What follows is a listing; restate every line of it word for word.

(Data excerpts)

Begin

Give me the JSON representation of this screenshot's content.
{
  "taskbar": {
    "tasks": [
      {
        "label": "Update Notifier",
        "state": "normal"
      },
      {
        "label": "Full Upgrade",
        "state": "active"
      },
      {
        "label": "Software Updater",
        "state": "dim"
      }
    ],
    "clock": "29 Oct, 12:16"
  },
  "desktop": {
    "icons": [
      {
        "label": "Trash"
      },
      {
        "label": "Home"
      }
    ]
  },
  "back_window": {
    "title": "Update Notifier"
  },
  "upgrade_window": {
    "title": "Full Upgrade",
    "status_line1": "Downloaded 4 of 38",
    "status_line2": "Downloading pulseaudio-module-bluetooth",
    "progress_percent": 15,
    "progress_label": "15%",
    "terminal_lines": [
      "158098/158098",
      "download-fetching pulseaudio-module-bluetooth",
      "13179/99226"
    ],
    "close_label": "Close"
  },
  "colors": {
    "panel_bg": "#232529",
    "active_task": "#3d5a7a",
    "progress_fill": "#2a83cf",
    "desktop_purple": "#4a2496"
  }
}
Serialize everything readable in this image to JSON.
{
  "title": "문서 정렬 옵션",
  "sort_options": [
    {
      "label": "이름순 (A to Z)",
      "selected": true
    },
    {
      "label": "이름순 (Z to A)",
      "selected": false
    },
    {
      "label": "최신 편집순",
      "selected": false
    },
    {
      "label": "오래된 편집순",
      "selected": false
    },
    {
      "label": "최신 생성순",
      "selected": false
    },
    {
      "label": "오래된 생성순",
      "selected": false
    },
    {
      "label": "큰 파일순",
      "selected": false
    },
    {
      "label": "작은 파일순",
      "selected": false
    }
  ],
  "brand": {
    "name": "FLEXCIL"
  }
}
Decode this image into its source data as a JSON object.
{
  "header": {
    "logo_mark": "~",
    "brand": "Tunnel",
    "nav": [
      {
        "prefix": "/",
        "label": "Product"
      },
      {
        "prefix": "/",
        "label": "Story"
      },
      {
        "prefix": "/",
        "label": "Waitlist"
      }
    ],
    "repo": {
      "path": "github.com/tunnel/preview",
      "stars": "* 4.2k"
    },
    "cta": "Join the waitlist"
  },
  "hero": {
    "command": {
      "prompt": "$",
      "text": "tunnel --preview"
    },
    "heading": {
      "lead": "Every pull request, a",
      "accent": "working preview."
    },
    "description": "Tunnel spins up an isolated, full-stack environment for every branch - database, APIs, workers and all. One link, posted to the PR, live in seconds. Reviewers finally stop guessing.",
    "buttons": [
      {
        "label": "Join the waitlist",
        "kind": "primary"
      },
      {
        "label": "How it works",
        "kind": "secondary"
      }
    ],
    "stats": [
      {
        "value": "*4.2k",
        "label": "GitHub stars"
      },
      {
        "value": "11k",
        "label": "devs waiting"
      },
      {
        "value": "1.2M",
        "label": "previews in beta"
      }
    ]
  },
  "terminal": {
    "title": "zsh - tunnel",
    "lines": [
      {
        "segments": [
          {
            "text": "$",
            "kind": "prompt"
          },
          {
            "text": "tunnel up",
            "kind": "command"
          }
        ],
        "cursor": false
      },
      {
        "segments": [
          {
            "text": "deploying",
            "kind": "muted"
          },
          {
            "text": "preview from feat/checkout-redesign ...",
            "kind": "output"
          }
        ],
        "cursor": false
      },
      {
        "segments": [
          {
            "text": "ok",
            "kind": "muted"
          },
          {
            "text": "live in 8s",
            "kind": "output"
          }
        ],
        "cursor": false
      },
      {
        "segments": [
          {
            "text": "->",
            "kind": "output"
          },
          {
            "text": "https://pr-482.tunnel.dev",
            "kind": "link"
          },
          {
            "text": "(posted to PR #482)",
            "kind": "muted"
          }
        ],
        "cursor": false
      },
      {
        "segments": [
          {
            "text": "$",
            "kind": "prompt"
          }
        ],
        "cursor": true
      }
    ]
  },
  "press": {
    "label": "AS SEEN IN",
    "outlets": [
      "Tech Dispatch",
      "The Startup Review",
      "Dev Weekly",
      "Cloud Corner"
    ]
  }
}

End

FINAL RESULT:
Give me the JSON representation of this screenshot's content.
{
  "taskbar": {
    "tasks": [
      {
        "label": "Update Notifier",
        "state": "normal"
      },
      {
        "label": "Full Upgrade",
        "state": "active"
      },
      {
        "label": "Software Updater",
        "state": "dim"
      }
    ],
    "clock": "29 Oct, 12:16"
  },
  "desktop": {
    "icons": [
      {
        "label": "Trash"
      },
      {
        "label": "Home"
      }
    ]
  },
  "back_window": {
    "title": "Update Notifier"
  },
  "upgrade_window": {
    "title": "Full Upgrade",
    "status_line1": "Downloaded 4 of 38",
    "status_line2": "Downloading pulseaudio-module-bluetooth",
    "progress_percent": 15,
    "progress_label": "15%",
    "terminal_lines": [
      "158098/158098",
      "download-fetching pulseaudio-module-bluetooth",
      "13179/99226"
    ],
    "close_label": "Close"
  },
  "colors": {
    "panel_bg": "#232529",
    "active_task": "#3d5a7a",
    "progress_fill": "#2a83cf",
    "desktop_purple": "#4a2496"
  }
}
Serialize everything readable in this image to JSON.
{
  "title": "문서 정렬 옵션",
  "sort_options": [
    {
      "label": "이름순 (A to Z)",
      "selected": true
    },
    {
      "label": "이름순 (Z to A)",
      "selected": false
    },
    {
      "label": "최신 편집순",
      "selected": false
    },
    {
      "label": "오래된 편집순",
      "selected": false
    },
    {
      "label": "최신 생성순",
      "selected": false
    },
    {
      "label": "오래된 생성순",
      "selected": false
    },
    {
      "label": "큰 파일순",
      "selected": false
    },
    {
      "label": "작은 파일순",
      "selected": false
    }
  ],
  "brand": {
    "name": "FLEXCIL"
  }
}
Decode this image into its source data as a JSON object.
{
  "header": {
    "logo_mark": "~",
    "brand": "Tunnel",
    "nav": [
      {
        "prefix": "/",
        "label": "Product"
      },
      {
        "prefix": "/",
        "label": "Story"
      },
      {
        "prefix": "/",
        "label": "Waitlist"
      }
    ],
    "repo": {
      "path": "github.com/tunnel/preview",
      "stars": "* 4.2k"
    },
    "cta": "Join the waitlist"
  },
  "hero": {
    "command": {
      "prompt": "$",
      "text": "tunnel --preview"
    },
    "heading": {
      "lead": "Every pull request, a",
      "accent": "working preview."
    },
    "description": "Tunnel spins up an isolated, full-stack environment for every branch - database, APIs, workers and all. One link, posted to the PR, live in seconds. Reviewers finally stop guessing.",
    "buttons": [
      {
        "label": "Join the waitlist",
        "kind": "primary"
      },
      {
        "label": "How it works",
        "kind": "secondary"
      }
    ],
    "stats": [
      {
        "value": "*4.2k",
        "label": "GitHub stars"
      },
      {
        "value": "11k",
        "label": "devs waiting"
      },
      {
        "value": "1.2M",
        "label": "previews in beta"
      }
    ]
  },
  "terminal": {
    "title": "zsh - tunnel",
    "lines": [
      {
        "segments": [
          {
            "text": "$",
            "kind": "prompt"
          },
          {
            "text": "tunnel up",
            "kind": "command"
          }
        ],
        "cursor": false
      },
      {
        "segments": [
          {
            "text": "deploying",
            "kind": "muted"
          },
          {
            "text": "preview from feat/checkout-redesign ...",
            "kind": "output"
          }
        ],
        "cursor": false
      },
      {
        "segments": [
          {
            "text": "ok",
            "kind": "muted"
          },
          {
            "text": "live in 8s",
            "kind": "output"
          }
        ],
        "cursor": false
      },
      {
        "segments": [
          {
            "text": "->",
            "kind": "output"
          },
          {
            "text": "https://pr-482.tunnel.dev",
            "kind": "link"
          },
          {
            "text": "(posted to PR #482)",
            "kind": "muted"
          }
        ],
        "cursor": false
      },
      {
        "segments": [
          {
            "text": "$",
            "kind": "prompt"
          }
        ],
        "cursor": true
      }
    ]
  },
  "press": {
    "label": "AS SEEN IN",
    "outlets": [
      "Tech Dispatch",
      "The Startup Review",
      "Dev Weekly",
      "Cloud Corner"
    ]
  }
}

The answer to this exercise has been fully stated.